### EXERCISE GOAL
Copy out each line that mentions the word "vybraných".

### Extracted records
▶

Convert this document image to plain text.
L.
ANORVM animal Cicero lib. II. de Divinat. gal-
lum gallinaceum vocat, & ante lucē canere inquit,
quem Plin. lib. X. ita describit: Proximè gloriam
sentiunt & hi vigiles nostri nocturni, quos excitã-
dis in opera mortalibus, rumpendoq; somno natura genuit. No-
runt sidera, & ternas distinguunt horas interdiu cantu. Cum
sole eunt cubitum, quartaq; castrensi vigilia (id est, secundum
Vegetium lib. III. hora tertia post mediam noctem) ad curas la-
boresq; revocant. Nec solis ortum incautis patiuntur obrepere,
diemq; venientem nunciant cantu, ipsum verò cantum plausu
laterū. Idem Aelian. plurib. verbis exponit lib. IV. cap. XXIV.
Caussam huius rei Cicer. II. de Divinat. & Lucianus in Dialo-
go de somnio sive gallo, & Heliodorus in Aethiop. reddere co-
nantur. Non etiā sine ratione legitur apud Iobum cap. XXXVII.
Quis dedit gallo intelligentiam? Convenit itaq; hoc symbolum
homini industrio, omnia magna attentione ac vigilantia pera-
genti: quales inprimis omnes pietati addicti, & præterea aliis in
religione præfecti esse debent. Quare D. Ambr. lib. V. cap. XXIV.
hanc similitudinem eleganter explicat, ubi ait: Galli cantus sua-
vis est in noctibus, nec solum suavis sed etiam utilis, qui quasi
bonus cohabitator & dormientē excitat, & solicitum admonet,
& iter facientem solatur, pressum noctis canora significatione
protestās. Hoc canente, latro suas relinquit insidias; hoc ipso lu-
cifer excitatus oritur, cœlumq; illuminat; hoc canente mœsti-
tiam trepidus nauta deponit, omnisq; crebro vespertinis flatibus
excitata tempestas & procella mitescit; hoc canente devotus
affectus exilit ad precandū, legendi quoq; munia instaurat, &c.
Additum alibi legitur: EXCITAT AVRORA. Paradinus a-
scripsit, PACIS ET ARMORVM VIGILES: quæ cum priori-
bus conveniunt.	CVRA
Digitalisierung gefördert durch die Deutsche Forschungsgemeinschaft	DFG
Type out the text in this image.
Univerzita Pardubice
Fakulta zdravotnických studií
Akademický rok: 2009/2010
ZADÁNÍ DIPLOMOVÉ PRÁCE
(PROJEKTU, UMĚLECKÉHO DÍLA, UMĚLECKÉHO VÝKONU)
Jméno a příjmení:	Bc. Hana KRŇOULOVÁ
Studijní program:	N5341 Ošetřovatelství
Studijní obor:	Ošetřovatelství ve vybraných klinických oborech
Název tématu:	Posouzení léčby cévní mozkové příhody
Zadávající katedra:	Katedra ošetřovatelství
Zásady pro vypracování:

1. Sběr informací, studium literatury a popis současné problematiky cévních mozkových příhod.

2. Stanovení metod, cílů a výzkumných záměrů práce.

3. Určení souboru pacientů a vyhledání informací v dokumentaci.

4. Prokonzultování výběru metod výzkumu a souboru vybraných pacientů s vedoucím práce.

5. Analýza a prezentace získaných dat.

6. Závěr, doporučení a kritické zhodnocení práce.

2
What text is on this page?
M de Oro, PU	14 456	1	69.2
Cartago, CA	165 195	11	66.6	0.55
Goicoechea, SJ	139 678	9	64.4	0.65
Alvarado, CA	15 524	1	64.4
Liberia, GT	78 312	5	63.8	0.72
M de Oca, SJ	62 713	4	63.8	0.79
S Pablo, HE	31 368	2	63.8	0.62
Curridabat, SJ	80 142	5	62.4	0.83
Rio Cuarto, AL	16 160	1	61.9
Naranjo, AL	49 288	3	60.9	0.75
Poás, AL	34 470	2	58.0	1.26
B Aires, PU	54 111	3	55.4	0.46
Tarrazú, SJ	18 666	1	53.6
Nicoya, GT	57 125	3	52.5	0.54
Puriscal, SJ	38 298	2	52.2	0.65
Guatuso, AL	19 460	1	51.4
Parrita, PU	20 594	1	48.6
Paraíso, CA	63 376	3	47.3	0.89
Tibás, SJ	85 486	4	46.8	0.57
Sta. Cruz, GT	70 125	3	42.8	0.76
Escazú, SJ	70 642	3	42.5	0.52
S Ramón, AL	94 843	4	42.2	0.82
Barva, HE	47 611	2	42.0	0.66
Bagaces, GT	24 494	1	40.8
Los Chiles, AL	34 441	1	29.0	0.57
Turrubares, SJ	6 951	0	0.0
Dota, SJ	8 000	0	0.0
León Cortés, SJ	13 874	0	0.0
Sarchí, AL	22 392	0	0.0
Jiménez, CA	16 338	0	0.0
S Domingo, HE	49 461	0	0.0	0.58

◀

### RESULT FOR THIS EXERCISE
Studijní obor:	Ošetřovatelství ve vybraných klinických oborech
4. Prokonzultování výběru metod výzkumu a souboru vybraných pacientů s vedoucím práce.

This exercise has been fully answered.